*Task prompt*: Below is a block of data; give all of it again word for word.

*Source data*:

(begin)

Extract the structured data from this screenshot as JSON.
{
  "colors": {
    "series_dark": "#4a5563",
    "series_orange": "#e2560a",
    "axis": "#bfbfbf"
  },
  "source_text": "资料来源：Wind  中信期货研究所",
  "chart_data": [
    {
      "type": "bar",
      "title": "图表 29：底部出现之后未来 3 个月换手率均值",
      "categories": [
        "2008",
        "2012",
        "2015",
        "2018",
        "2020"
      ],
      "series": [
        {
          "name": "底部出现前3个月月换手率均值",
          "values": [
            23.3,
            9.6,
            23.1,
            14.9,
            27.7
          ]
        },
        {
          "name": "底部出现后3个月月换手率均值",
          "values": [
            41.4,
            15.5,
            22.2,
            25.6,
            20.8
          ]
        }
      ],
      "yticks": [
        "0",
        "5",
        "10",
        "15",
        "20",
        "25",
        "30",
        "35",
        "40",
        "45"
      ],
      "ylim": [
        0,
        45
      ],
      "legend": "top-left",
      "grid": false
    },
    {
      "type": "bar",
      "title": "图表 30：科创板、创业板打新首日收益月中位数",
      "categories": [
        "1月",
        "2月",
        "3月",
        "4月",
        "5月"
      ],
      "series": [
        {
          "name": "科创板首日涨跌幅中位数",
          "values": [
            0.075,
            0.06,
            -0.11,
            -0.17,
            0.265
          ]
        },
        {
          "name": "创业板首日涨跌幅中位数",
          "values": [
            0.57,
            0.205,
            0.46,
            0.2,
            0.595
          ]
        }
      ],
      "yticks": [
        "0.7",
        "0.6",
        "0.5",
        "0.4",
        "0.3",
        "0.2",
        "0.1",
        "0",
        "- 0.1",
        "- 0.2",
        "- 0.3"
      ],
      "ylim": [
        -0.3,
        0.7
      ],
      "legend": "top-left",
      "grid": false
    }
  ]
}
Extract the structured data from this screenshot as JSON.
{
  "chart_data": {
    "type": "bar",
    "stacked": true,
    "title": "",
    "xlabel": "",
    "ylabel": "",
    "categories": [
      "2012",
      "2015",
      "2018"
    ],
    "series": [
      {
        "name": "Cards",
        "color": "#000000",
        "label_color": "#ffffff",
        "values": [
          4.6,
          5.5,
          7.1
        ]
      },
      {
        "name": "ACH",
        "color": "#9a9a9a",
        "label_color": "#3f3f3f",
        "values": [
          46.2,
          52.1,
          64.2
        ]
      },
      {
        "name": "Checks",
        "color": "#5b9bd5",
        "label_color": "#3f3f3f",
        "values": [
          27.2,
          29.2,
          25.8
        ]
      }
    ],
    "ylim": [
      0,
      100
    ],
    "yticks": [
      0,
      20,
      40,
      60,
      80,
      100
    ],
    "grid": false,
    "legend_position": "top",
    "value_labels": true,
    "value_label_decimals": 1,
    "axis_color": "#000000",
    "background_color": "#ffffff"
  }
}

(end)

*Answer to this problem*:
Extract the structured data from this screenshot as JSON.
{
  "colors": {
    "series_dark": "#4a5563",
    "series_orange": "#e2560a",
    "axis": "#bfbfbf"
  },
  "source_text": "资料来源：Wind  中信期货研究所",
  "chart_data": [
    {
      "type": "bar",
      "title": "图表 29：底部出现之后未来 3 个月换手率均值",
      "categories": [
        "2008",
        "2012",
        "2015",
        "2018",
        "2020"
      ],
      "series": [
        {
          "name": "底部出现前3个月月换手率均值",
          "values": [
            23.3,
            9.6,
            23.1,
            14.9,
            27.7
          ]
        },
        {
          "name": "底部出现后3个月月换手率均值",
          "values": [
            41.4,
            15.5,
            22.2,
            25.6,
            20.8
          ]
        }
      ],
      "yticks": [
        "0",
        "5",
        "10",
        "15",
        "20",
        "25",
        "30",
        "35",
        "40",
        "45"
      ],
      "ylim": [
        0,
        45
      ],
      "legend": "top-left",
      "grid": false
    },
    {
      "type": "bar",
      "title": "图表 30：科创板、创业板打新首日收益月中位数",
      "categories": [
        "1月",
        "2月",
        "3月",
        "4月",
        "5月"
      ],
      "series": [
        {
          "name": "科创板首日涨跌幅中位数",
          "values": [
            0.075,
            0.06,
            -0.11,
            -0.17,
            0.265
          ]
        },
        {
          "name": "创业板首日涨跌幅中位数",
          "values": [
            0.57,
            0.205,
            0.46,
            0.2,
            0.595
          ]
        }
      ],
      "yticks": [
        "0.7",
        "0.6",
        "0.5",
        "0.4",
        "0.3",
        "0.2",
        "0.1",
        "0",
        "- 0.1",
        "- 0.2",
        "- 0.3"
      ],
      "ylim": [
        -0.3,
        0.7
      ],
      "legend": "top-left",
      "grid": false
    }
  ]
}
Extract the structured data from this screenshot as JSON.
{
  "chart_data": {
    "type": "bar",
    "stacked": true,
    "title": "",
    "xlabel": "",
    "ylabel": "",
    "categories": [
      "2012",
      "2015",
      "2018"
    ],
    "series": [
      {
        "name": "Cards",
        "color": "#000000",
        "label_color": "#ffffff",
        "values": [
          4.6,
          5.5,
          7.1
        ]
      },
      {
        "name": "ACH",
        "color": "#9a9a9a",
        "label_color": "#3f3f3f",
        "values": [
          46.2,
          52.1,
          64.2
        ]
      },
      {
        "name": "Checks",
        "color": "#5b9bd5",
        "label_color": "#3f3f3f",
        "values": [
          27.2,
          29.2,
          25.8
        ]
      }
    ],
    "ylim": [
      0,
      100
    ],
    "yticks": [
      0,
      20,
      40,
      60,
      80,
      100
    ],
    "grid": false,
    "legend_position": "top",
    "value_labels": true,
    "value_label_decimals": 1,
    "axis_color": "#000000",
    "background_color": "#ffffff"
  }
}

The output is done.